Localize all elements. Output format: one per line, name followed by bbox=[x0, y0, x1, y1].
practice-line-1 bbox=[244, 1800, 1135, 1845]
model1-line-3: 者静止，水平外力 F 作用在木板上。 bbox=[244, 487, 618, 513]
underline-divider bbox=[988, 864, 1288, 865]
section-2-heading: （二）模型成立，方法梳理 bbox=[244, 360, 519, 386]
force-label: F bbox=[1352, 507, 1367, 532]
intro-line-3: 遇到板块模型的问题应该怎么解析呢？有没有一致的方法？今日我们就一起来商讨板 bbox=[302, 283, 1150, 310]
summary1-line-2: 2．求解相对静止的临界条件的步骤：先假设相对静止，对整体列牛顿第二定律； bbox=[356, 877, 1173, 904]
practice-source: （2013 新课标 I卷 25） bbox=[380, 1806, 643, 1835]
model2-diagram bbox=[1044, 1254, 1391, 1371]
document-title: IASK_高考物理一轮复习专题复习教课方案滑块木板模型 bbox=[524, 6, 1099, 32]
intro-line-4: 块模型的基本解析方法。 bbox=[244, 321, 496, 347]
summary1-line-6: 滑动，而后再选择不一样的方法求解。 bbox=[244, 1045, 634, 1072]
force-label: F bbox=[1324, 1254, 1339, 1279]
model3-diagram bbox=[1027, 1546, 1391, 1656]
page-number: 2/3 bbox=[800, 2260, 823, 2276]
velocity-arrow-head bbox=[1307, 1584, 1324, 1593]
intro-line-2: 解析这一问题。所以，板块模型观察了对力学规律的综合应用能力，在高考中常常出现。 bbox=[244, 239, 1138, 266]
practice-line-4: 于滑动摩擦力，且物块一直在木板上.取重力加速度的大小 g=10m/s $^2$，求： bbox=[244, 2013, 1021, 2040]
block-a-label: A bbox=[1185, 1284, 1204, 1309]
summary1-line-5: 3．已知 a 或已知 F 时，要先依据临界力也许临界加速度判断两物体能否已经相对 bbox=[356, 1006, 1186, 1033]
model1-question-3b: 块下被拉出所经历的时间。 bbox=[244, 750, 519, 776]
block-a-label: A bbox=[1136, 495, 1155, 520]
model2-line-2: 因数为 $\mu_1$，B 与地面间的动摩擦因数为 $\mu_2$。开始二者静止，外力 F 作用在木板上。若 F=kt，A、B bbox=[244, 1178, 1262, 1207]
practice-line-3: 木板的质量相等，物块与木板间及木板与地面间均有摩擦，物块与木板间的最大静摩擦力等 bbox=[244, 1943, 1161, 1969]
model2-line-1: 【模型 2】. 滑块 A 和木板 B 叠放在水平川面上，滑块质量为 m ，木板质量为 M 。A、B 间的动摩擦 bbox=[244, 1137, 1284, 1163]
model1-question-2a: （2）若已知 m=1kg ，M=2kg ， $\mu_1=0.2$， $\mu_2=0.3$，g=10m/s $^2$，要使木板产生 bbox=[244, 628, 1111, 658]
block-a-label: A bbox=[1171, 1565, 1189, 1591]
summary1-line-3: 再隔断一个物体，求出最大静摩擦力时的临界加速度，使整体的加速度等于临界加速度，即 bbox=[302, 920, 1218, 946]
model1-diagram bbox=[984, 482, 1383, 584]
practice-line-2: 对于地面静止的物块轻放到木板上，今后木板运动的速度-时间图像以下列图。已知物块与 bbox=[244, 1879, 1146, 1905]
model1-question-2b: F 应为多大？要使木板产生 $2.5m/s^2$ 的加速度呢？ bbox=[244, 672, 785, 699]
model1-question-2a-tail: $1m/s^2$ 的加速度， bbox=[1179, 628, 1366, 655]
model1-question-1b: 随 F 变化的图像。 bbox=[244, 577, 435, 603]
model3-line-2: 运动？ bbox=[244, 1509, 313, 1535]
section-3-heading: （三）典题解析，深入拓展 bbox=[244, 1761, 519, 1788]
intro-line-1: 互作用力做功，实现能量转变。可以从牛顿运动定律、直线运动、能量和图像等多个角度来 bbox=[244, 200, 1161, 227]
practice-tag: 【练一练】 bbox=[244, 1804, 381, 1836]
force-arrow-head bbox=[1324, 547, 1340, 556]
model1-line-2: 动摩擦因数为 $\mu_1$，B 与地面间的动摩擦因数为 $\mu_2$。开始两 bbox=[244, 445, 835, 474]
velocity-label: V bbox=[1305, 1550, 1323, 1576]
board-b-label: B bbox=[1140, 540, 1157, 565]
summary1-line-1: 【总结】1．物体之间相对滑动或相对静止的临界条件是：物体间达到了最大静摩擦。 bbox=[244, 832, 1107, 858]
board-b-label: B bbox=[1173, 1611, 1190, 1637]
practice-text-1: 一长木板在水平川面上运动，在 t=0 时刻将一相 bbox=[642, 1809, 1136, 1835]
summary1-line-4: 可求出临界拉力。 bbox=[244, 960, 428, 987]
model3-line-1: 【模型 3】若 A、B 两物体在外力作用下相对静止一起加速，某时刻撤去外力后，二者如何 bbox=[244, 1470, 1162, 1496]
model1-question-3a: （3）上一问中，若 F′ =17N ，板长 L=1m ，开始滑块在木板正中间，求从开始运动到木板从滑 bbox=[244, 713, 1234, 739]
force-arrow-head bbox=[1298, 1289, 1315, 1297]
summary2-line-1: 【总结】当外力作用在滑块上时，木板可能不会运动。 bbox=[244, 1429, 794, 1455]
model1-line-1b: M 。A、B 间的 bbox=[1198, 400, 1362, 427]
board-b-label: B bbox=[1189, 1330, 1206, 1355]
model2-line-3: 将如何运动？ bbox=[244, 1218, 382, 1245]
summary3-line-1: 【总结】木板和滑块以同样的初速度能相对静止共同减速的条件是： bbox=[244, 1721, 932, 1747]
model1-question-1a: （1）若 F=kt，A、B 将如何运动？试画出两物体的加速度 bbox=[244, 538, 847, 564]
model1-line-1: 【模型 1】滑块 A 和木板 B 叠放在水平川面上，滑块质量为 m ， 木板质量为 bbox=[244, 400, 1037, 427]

================================

OBJECTIVE:
Reproduce the listing above, changing each occurrence of "force-label" to "force-tag" and keeping every other character the same.

WRITTEN RESPONSE:
Localize all elements. Output format: one per line, name followed by bbox=[x0, y0, x1, y1].
practice-line-1 bbox=[244, 1800, 1135, 1845]
model1-line-3: 者静止，水平外力 F 作用在木板上。 bbox=[244, 487, 618, 513]
underline-divider bbox=[988, 864, 1288, 865]
section-2-heading: （二）模型成立，方法梳理 bbox=[244, 360, 519, 386]
force-tag: F bbox=[1352, 507, 1367, 532]
intro-line-3: 遇到板块模型的问题应该怎么解析呢？有没有一致的方法？今日我们就一起来商讨板 bbox=[302, 283, 1150, 310]
summary1-line-2: 2．求解相对静止的临界条件的步骤：先假设相对静止，对整体列牛顿第二定律； bbox=[356, 877, 1173, 904]
practice-source: （2013 新课标 I卷 25） bbox=[380, 1806, 643, 1835]
model2-diagram bbox=[1044, 1254, 1391, 1371]
document-title: IASK_高考物理一轮复习专题复习教课方案滑块木板模型 bbox=[524, 6, 1099, 32]
intro-line-4: 块模型的基本解析方法。 bbox=[244, 321, 496, 347]
summary1-line-6: 滑动，而后再选择不一样的方法求解。 bbox=[244, 1045, 634, 1072]
force-tag: F bbox=[1324, 1254, 1339, 1279]
model3-diagram bbox=[1027, 1546, 1391, 1656]
page-number: 2/3 bbox=[800, 2260, 823, 2276]
velocity-arrow-head bbox=[1307, 1584, 1324, 1593]
intro-line-2: 解析这一问题。所以，板块模型观察了对力学规律的综合应用能力，在高考中常常出现。 bbox=[244, 239, 1138, 266]
practice-line-4: 于滑动摩擦力，且物块一直在木板上.取重力加速度的大小 g=10m/s $^2$，求： bbox=[244, 2013, 1021, 2040]
block-a-label: A bbox=[1185, 1284, 1204, 1309]
summary1-line-5: 3．已知 a 或已知 F 时，要先依据临界力也许临界加速度判断两物体能否已经相对 bbox=[356, 1006, 1186, 1033]
model1-question-3b: 块下被拉出所经历的时间。 bbox=[244, 750, 519, 776]
block-a-label: A bbox=[1136, 495, 1155, 520]
model2-line-2: 因数为 $\mu_1$，B 与地面间的动摩擦因数为 $\mu_2$。开始二者静止，外力 F 作用在木板上。若 F=kt，A、B bbox=[244, 1178, 1262, 1207]
practice-line-3: 木板的质量相等，物块与木板间及木板与地面间均有摩擦，物块与木板间的最大静摩擦力等 bbox=[244, 1943, 1161, 1969]
model2-line-1: 【模型 2】. 滑块 A 和木板 B 叠放在水平川面上，滑块质量为 m ，木板质量为 M 。A、B 间的动摩擦 bbox=[244, 1137, 1284, 1163]
model1-question-2a: （2）若已知 m=1kg ，M=2kg ， $\mu_1=0.2$， $\mu_2=0.3$，g=10m/s $^2$，要使木板产生 bbox=[244, 628, 1111, 658]
block-a-label: A bbox=[1171, 1565, 1189, 1591]
summary1-line-3: 再隔断一个物体，求出最大静摩擦力时的临界加速度，使整体的加速度等于临界加速度，即 bbox=[302, 920, 1218, 946]
model1-diagram bbox=[984, 482, 1383, 584]
practice-line-2: 对于地面静止的物块轻放到木板上，今后木板运动的速度-时间图像以下列图。已知物块与 bbox=[244, 1879, 1146, 1905]
model1-question-2b: F 应为多大？要使木板产生 $2.5m/s^2$ 的加速度呢？ bbox=[244, 672, 785, 699]
model1-question-2a-tail: $1m/s^2$ 的加速度， bbox=[1179, 628, 1366, 655]
model1-question-1b: 随 F 变化的图像。 bbox=[244, 577, 435, 603]
model3-line-2: 运动？ bbox=[244, 1509, 313, 1535]
section-3-heading: （三）典题解析，深入拓展 bbox=[244, 1761, 519, 1788]
intro-line-1: 互作用力做功，实现能量转变。可以从牛顿运动定律、直线运动、能量和图像等多个角度来 bbox=[244, 200, 1161, 227]
practice-tag: 【练一练】 bbox=[244, 1804, 381, 1836]
force-arrow-head bbox=[1324, 547, 1340, 556]
model1-line-2: 动摩擦因数为 $\mu_1$，B 与地面间的动摩擦因数为 $\mu_2$。开始两 bbox=[244, 445, 835, 474]
velocity-label: V bbox=[1305, 1550, 1323, 1576]
board-b-label: B bbox=[1140, 540, 1157, 565]
summary1-line-1: 【总结】1．物体之间相对滑动或相对静止的临界条件是：物体间达到了最大静摩擦。 bbox=[244, 832, 1107, 858]
board-b-label: B bbox=[1173, 1611, 1190, 1637]
practice-text-1: 一长木板在水平川面上运动，在 t=0 时刻将一相 bbox=[642, 1809, 1136, 1835]
summary1-line-4: 可求出临界拉力。 bbox=[244, 960, 428, 987]
model3-line-1: 【模型 3】若 A、B 两物体在外力作用下相对静止一起加速，某时刻撤去外力后，二者如何 bbox=[244, 1470, 1162, 1496]
model1-question-3a: （3）上一问中，若 F′ =17N ，板长 L=1m ，开始滑块在木板正中间，求从开始运动到木板从滑 bbox=[244, 713, 1234, 739]
force-arrow-head bbox=[1298, 1289, 1315, 1297]
summary2-line-1: 【总结】当外力作用在滑块上时，木板可能不会运动。 bbox=[244, 1429, 794, 1455]
model1-line-1b: M 。A、B 间的 bbox=[1198, 400, 1362, 427]
board-b-label: B bbox=[1189, 1330, 1206, 1355]
model2-line-3: 将如何运动？ bbox=[244, 1218, 382, 1245]
summary3-line-1: 【总结】木板和滑块以同样的初速度能相对静止共同减速的条件是： bbox=[244, 1721, 932, 1747]
model1-question-1a: （1）若 F=kt，A、B 将如何运动？试画出两物体的加速度 bbox=[244, 538, 847, 564]
model1-line-1: 【模型 1】滑块 A 和木板 B 叠放在水平川面上，滑块质量为 m ， 木板质量为 bbox=[244, 400, 1037, 427]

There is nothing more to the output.